(Rows from a figure dataset)
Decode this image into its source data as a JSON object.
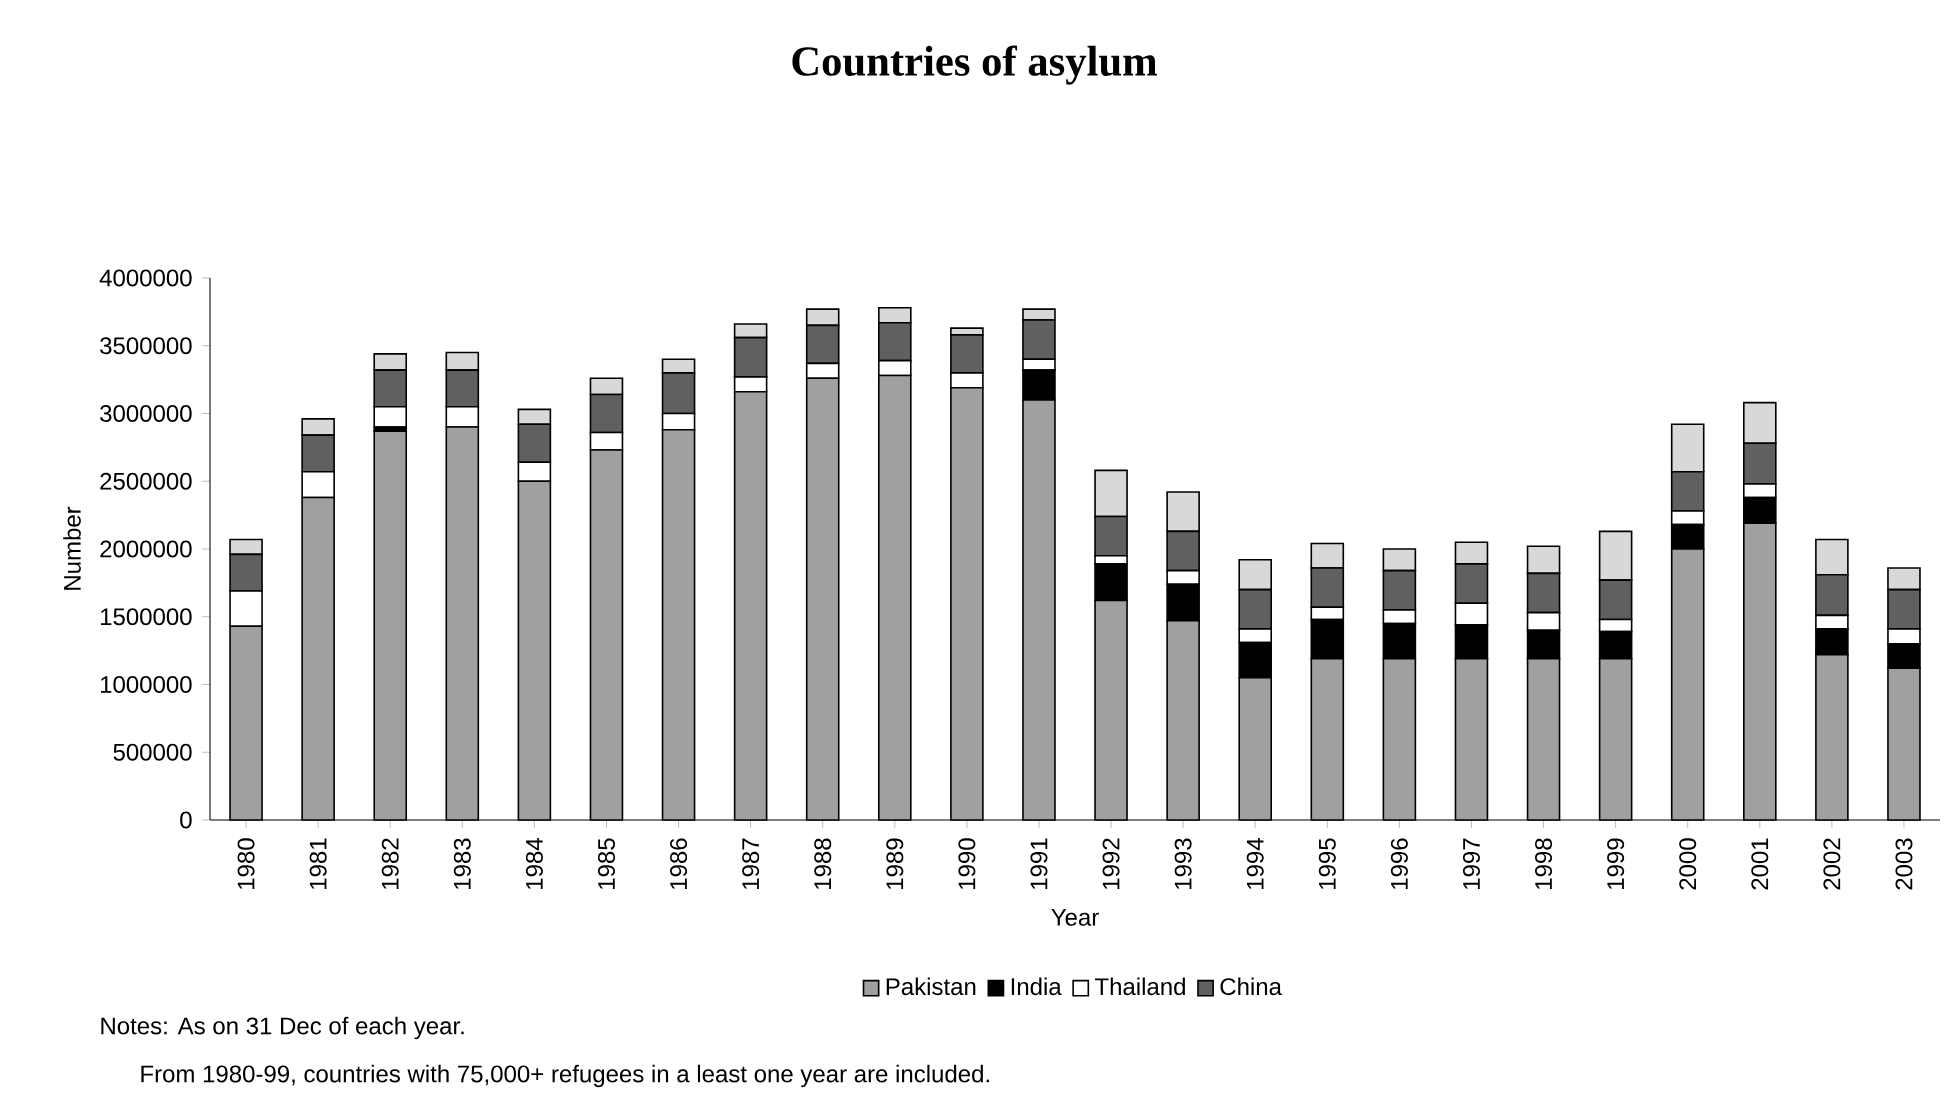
{
  "chart_data": {
    "type": "bar",
    "stacked": true,
    "title": "Countries of asylum",
    "xlabel": "Year",
    "ylabel": "Number",
    "categories": [
      "1980",
      "1981",
      "1982",
      "1983",
      "1984",
      "1985",
      "1986",
      "1987",
      "1988",
      "1989",
      "1990",
      "1991",
      "1992",
      "1993",
      "1994",
      "1995",
      "1996",
      "1997",
      "1998",
      "1999",
      "2000",
      "2001",
      "2002",
      "2003"
    ],
    "series": [
      {
        "name": "Pakistan",
        "color": "#a0a0a0",
        "values": [
          1430000,
          2380000,
          2870000,
          2900000,
          2500000,
          2730000,
          2880000,
          3160000,
          3260000,
          3280000,
          3190000,
          3100000,
          1620000,
          1470000,
          1050000,
          1190000,
          1190000,
          1190000,
          1190000,
          1190000,
          2000000,
          2190000,
          1220000,
          1120000
        ]
      },
      {
        "name": "India",
        "color": "#000000",
        "values": [
          0,
          0,
          30000,
          0,
          0,
          0,
          0,
          0,
          0,
          0,
          0,
          220000,
          270000,
          270000,
          260000,
          290000,
          260000,
          250000,
          210000,
          200000,
          180000,
          190000,
          190000,
          180000
        ]
      },
      {
        "name": "Thailand",
        "color": "#ffffff",
        "values": [
          260000,
          190000,
          150000,
          150000,
          140000,
          130000,
          120000,
          110000,
          110000,
          110000,
          110000,
          80000,
          60000,
          100000,
          100000,
          90000,
          100000,
          160000,
          130000,
          90000,
          100000,
          100000,
          100000,
          110000
        ]
      },
      {
        "name": "China",
        "color": "#606060",
        "values": [
          270000,
          270000,
          270000,
          270000,
          280000,
          280000,
          300000,
          290000,
          280000,
          280000,
          280000,
          290000,
          290000,
          290000,
          290000,
          290000,
          290000,
          290000,
          290000,
          290000,
          290000,
          300000,
          300000,
          290000
        ]
      },
      {
        "color": "#d8d8d8",
        "values": [
          110000,
          120000,
          120000,
          130000,
          110000,
          120000,
          100000,
          100000,
          120000,
          110000,
          50000,
          80000,
          340000,
          290000,
          220000,
          180000,
          160000,
          160000,
          200000,
          360000,
          350000,
          300000,
          260000,
          160000
        ]
      }
    ],
    "ylim": [
      0,
      4000000
    ],
    "yticks": [
      0,
      500000,
      1000000,
      1500000,
      2000000,
      2500000,
      3000000,
      3500000,
      4000000
    ],
    "legend": "bottom",
    "annotations": [
      "Notes: As on 31 Dec of each year.",
      "From 1980-99, countries with 75,000+ refugees in a least one year are included."
    ]
  }
}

**WORK TO DO**
In the copy, include no pictures; restate the listing above exactly.

**RESULT BELOW**
Decode this image into its source data as a JSON object.
{
  "chart_data": {
    "type": "bar",
    "stacked": true,
    "title": "Countries of asylum",
    "xlabel": "Year",
    "ylabel": "Number",
    "categories": [
      "1980",
      "1981",
      "1982",
      "1983",
      "1984",
      "1985",
      "1986",
      "1987",
      "1988",
      "1989",
      "1990",
      "1991",
      "1992",
      "1993",
      "1994",
      "1995",
      "1996",
      "1997",
      "1998",
      "1999",
      "2000",
      "2001",
      "2002",
      "2003"
    ],
    "series": [
      {
        "name": "Pakistan",
        "color": "#a0a0a0",
        "values": [
          1430000,
          2380000,
          2870000,
          2900000,
          2500000,
          2730000,
          2880000,
          3160000,
          3260000,
          3280000,
          3190000,
          3100000,
          1620000,
          1470000,
          1050000,
          1190000,
          1190000,
          1190000,
          1190000,
          1190000,
          2000000,
          2190000,
          1220000,
          1120000
        ]
      },
      {
        "name": "India",
        "color": "#000000",
        "values": [
          0,
          0,
          30000,
          0,
          0,
          0,
          0,
          0,
          0,
          0,
          0,
          220000,
          270000,
          270000,
          260000,
          290000,
          260000,
          250000,
          210000,
          200000,
          180000,
          190000,
          190000,
          180000
        ]
      },
      {
        "name": "Thailand",
        "color": "#ffffff",
        "values": [
          260000,
          190000,
          150000,
          150000,
          140000,
          130000,
          120000,
          110000,
          110000,
          110000,
          110000,
          80000,
          60000,
          100000,
          100000,
          90000,
          100000,
          160000,
          130000,
          90000,
          100000,
          100000,
          100000,
          110000
        ]
      },
      {
        "name": "China",
        "color": "#606060",
        "values": [
          270000,
          270000,
          270000,
          270000,
          280000,
          280000,
          300000,
          290000,
          280000,
          280000,
          280000,
          290000,
          290000,
          290000,
          290000,
          290000,
          290000,
          290000,
          290000,
          290000,
          290000,
          300000,
          300000,
          290000
        ]
      },
      {
        "color": "#d8d8d8",
        "values": [
          110000,
          120000,
          120000,
          130000,
          110000,
          120000,
          100000,
          100000,
          120000,
          110000,
          50000,
          80000,
          340000,
          290000,
          220000,
          180000,
          160000,
          160000,
          200000,
          360000,
          350000,
          300000,
          260000,
          160000
        ]
      }
    ],
    "ylim": [
      0,
      4000000
    ],
    "yticks": [
      0,
      500000,
      1000000,
      1500000,
      2000000,
      2500000,
      3000000,
      3500000,
      4000000
    ],
    "legend": "bottom",
    "annotations": [
      "Notes: As on 31 Dec of each year.",
      "From 1980-99, countries with 75,000+ refugees in a least one year are included."
    ]
  }
}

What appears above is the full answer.